-- Start Extracted records --

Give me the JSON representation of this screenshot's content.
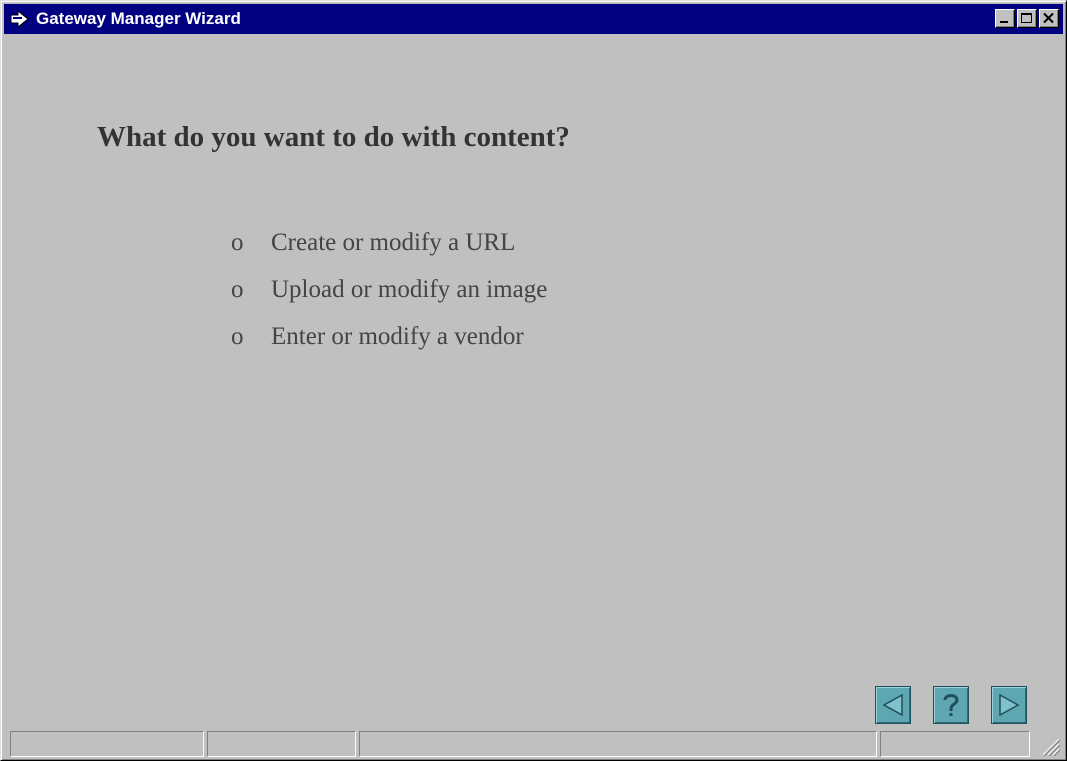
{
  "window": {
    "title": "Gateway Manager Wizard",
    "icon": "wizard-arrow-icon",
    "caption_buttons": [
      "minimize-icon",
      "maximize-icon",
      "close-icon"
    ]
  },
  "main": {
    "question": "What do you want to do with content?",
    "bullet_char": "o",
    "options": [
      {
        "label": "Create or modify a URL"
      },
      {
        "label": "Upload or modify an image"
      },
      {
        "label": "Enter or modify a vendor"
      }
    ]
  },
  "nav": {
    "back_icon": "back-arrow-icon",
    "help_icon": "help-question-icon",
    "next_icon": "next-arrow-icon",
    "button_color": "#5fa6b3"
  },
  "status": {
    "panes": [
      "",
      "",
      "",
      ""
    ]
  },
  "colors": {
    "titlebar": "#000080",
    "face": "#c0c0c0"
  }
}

-- End Extracted records --

Task requirements - Except for the pictures, print the data above exactly.

Completed exercise -
Give me the JSON representation of this screenshot's content.
{
  "window": {
    "title": "Gateway Manager Wizard",
    "icon": "wizard-arrow-icon",
    "caption_buttons": [
      "minimize-icon",
      "maximize-icon",
      "close-icon"
    ]
  },
  "main": {
    "question": "What do you want to do with content?",
    "bullet_char": "o",
    "options": [
      {
        "label": "Create or modify a URL"
      },
      {
        "label": "Upload or modify an image"
      },
      {
        "label": "Enter or modify a vendor"
      }
    ]
  },
  "nav": {
    "back_icon": "back-arrow-icon",
    "help_icon": "help-question-icon",
    "next_icon": "next-arrow-icon",
    "button_color": "#5fa6b3"
  },
  "status": {
    "panes": [
      "",
      "",
      "",
      ""
    ]
  },
  "colors": {
    "titlebar": "#000080",
    "face": "#c0c0c0"
  }
}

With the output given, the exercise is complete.